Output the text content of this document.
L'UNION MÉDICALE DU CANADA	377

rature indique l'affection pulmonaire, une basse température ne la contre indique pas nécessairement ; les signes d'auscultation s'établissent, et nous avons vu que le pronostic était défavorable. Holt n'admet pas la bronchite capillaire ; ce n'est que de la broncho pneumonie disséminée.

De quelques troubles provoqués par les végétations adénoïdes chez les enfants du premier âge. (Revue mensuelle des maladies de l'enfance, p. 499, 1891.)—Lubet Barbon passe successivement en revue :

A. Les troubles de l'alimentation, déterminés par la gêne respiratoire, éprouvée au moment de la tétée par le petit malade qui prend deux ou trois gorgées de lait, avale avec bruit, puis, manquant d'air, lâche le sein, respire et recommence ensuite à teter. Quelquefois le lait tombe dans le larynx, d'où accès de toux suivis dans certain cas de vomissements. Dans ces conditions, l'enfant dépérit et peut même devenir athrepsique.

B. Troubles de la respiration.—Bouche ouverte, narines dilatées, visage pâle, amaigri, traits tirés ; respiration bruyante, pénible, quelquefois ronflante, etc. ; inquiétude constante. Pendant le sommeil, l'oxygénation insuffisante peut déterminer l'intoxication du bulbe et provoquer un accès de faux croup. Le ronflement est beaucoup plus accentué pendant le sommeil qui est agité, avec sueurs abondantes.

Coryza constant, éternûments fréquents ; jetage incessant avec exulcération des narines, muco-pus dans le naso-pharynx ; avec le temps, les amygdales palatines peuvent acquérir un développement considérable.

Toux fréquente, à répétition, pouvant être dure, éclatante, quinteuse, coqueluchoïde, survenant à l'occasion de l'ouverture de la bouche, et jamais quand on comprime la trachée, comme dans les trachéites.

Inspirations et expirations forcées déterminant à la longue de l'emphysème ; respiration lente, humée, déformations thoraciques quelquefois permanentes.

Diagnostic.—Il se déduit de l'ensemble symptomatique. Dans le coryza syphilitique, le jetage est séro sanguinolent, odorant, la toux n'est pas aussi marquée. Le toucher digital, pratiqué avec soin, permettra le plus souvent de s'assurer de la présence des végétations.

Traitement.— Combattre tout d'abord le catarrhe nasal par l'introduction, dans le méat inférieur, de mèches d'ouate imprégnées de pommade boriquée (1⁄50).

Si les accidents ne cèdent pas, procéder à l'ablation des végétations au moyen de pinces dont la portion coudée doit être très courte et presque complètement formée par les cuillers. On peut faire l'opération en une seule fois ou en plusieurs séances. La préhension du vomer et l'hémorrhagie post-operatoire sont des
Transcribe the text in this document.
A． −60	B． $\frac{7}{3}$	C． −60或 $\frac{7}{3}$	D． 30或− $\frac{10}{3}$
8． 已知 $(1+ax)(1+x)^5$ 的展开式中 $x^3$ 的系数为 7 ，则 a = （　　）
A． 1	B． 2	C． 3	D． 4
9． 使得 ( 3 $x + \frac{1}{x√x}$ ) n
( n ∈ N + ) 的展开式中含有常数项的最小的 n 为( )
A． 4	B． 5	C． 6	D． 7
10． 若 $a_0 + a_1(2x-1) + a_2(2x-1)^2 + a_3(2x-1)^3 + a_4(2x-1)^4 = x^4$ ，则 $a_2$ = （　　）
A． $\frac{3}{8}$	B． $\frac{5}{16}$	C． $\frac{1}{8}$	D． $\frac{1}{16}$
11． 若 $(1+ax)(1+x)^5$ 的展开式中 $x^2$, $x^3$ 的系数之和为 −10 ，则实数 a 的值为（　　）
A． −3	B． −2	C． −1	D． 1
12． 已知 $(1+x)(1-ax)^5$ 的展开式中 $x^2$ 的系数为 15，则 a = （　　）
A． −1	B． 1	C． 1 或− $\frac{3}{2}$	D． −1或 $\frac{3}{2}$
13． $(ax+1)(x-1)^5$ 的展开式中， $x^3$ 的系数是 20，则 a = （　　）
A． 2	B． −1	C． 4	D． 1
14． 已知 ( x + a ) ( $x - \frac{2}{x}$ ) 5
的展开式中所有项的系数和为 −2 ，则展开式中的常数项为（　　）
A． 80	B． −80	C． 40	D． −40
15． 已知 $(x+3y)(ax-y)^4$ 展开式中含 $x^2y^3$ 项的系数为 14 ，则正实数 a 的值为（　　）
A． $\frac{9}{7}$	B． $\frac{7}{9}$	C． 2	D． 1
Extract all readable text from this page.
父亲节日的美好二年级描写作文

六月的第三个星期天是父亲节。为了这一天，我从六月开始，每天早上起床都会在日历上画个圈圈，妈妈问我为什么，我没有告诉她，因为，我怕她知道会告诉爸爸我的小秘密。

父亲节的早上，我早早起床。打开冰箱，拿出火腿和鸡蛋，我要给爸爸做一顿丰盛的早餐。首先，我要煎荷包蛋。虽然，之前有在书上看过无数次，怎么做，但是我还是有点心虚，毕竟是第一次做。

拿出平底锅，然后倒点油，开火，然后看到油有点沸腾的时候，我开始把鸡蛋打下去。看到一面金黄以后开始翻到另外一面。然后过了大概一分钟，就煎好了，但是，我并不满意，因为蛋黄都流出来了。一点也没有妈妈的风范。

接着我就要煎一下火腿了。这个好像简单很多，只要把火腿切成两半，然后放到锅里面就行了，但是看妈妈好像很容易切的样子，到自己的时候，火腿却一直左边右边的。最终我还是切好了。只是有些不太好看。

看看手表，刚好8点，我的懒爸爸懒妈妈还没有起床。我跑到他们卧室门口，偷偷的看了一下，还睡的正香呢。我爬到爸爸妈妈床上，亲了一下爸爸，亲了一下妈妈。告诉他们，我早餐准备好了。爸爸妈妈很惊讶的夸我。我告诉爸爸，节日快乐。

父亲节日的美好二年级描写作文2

- Problem description -
Print the records above in full, exactly.

- Expected output -
Output the text content of this document.
L'UNION MÉDICALE DU CANADA	377

rature indique l'affection pulmonaire, une basse température ne la contre indique pas nécessairement ; les signes d'auscultation s'établissent, et nous avons vu que le pronostic était défavorable. Holt n'admet pas la bronchite capillaire ; ce n'est que de la broncho pneumonie disséminée.

De quelques troubles provoqués par les végétations adénoïdes chez les enfants du premier âge. (Revue mensuelle des maladies de l'enfance, p. 499, 1891.)—Lubet Barbon passe successivement en revue :

A. Les troubles de l'alimentation, déterminés par la gêne respiratoire, éprouvée au moment de la tétée par le petit malade qui prend deux ou trois gorgées de lait, avale avec bruit, puis, manquant d'air, lâche le sein, respire et recommence ensuite à teter. Quelquefois le lait tombe dans le larynx, d'où accès de toux suivis dans certain cas de vomissements. Dans ces conditions, l'enfant dépérit et peut même devenir athrepsique.

B. Troubles de la respiration.—Bouche ouverte, narines dilatées, visage pâle, amaigri, traits tirés ; respiration bruyante, pénible, quelquefois ronflante, etc. ; inquiétude constante. Pendant le sommeil, l'oxygénation insuffisante peut déterminer l'intoxication du bulbe et provoquer un accès de faux croup. Le ronflement est beaucoup plus accentué pendant le sommeil qui est agité, avec sueurs abondantes.

Coryza constant, éternûments fréquents ; jetage incessant avec exulcération des narines, muco-pus dans le naso-pharynx ; avec le temps, les amygdales palatines peuvent acquérir un développement considérable.

Toux fréquente, à répétition, pouvant être dure, éclatante, quinteuse, coqueluchoïde, survenant à l'occasion de l'ouverture de la bouche, et jamais quand on comprime la trachée, comme dans les trachéites.

Inspirations et expirations forcées déterminant à la longue de l'emphysème ; respiration lente, humée, déformations thoraciques quelquefois permanentes.

Diagnostic.—Il se déduit de l'ensemble symptomatique. Dans le coryza syphilitique, le jetage est séro sanguinolent, odorant, la toux n'est pas aussi marquée. Le toucher digital, pratiqué avec soin, permettra le plus souvent de s'assurer de la présence des végétations.

Traitement.— Combattre tout d'abord le catarrhe nasal par l'introduction, dans le méat inférieur, de mèches d'ouate imprégnées de pommade boriquée (1⁄50).

Si les accidents ne cèdent pas, procéder à l'ablation des végétations au moyen de pinces dont la portion coudée doit être très courte et presque complètement formée par les cuillers. On peut faire l'opération en une seule fois ou en plusieurs séances. La préhension du vomer et l'hémorrhagie post-operatoire sont des
Transcribe the text in this document.
A． −60	B． $\frac{7}{3}$	C． −60或 $\frac{7}{3}$	D． 30或− $\frac{10}{3}$
8． 已知 $(1+ax)(1+x)^5$ 的展开式中 $x^3$ 的系数为 7 ，则 a = （　　）
A． 1	B． 2	C． 3	D． 4
9． 使得 ( 3 $x + \frac{1}{x√x}$ ) n
( n ∈ N + ) 的展开式中含有常数项的最小的 n 为( )
A． 4	B． 5	C． 6	D． 7
10． 若 $a_0 + a_1(2x-1) + a_2(2x-1)^2 + a_3(2x-1)^3 + a_4(2x-1)^4 = x^4$ ，则 $a_2$ = （　　）
A． $\frac{3}{8}$	B． $\frac{5}{16}$	C． $\frac{1}{8}$	D． $\frac{1}{16}$
11． 若 $(1+ax)(1+x)^5$ 的展开式中 $x^2$, $x^3$ 的系数之和为 −10 ，则实数 a 的值为（　　）
A． −3	B． −2	C． −1	D． 1
12． 已知 $(1+x)(1-ax)^5$ 的展开式中 $x^2$ 的系数为 15，则 a = （　　）
A． −1	B． 1	C． 1 或− $\frac{3}{2}$	D． −1或 $\frac{3}{2}$
13． $(ax+1)(x-1)^5$ 的展开式中， $x^3$ 的系数是 20，则 a = （　　）
A． 2	B． −1	C． 4	D． 1
14． 已知 ( x + a ) ( $x - \frac{2}{x}$ ) 5
的展开式中所有项的系数和为 −2 ，则展开式中的常数项为（　　）
A． 80	B． −80	C． 40	D． −40
15． 已知 $(x+3y)(ax-y)^4$ 展开式中含 $x^2y^3$ 项的系数为 14 ，则正实数 a 的值为（　　）
A． $\frac{9}{7}$	B． $\frac{7}{9}$	C． 2	D． 1
Extract all readable text from this page.
父亲节日的美好二年级描写作文

六月的第三个星期天是父亲节。为了这一天，我从六月开始，每天早上起床都会在日历上画个圈圈，妈妈问我为什么，我没有告诉她，因为，我怕她知道会告诉爸爸我的小秘密。

父亲节的早上，我早早起床。打开冰箱，拿出火腿和鸡蛋，我要给爸爸做一顿丰盛的早餐。首先，我要煎荷包蛋。虽然，之前有在书上看过无数次，怎么做，但是我还是有点心虚，毕竟是第一次做。

拿出平底锅，然后倒点油，开火，然后看到油有点沸腾的时候，我开始把鸡蛋打下去。看到一面金黄以后开始翻到另外一面。然后过了大概一分钟，就煎好了，但是，我并不满意，因为蛋黄都流出来了。一点也没有妈妈的风范。

接着我就要煎一下火腿了。这个好像简单很多，只要把火腿切成两半，然后放到锅里面就行了，但是看妈妈好像很容易切的样子，到自己的时候，火腿却一直左边右边的。最终我还是切好了。只是有些不太好看。

看看手表，刚好8点，我的懒爸爸懒妈妈还没有起床。我跑到他们卧室门口，偷偷的看了一下，还睡的正香呢。我爬到爸爸妈妈床上，亲了一下爸爸，亲了一下妈妈。告诉他们，我早餐准备好了。爸爸妈妈很惊讶的夸我。我告诉爸爸，节日快乐。

父亲节日的美好二年级描写作文2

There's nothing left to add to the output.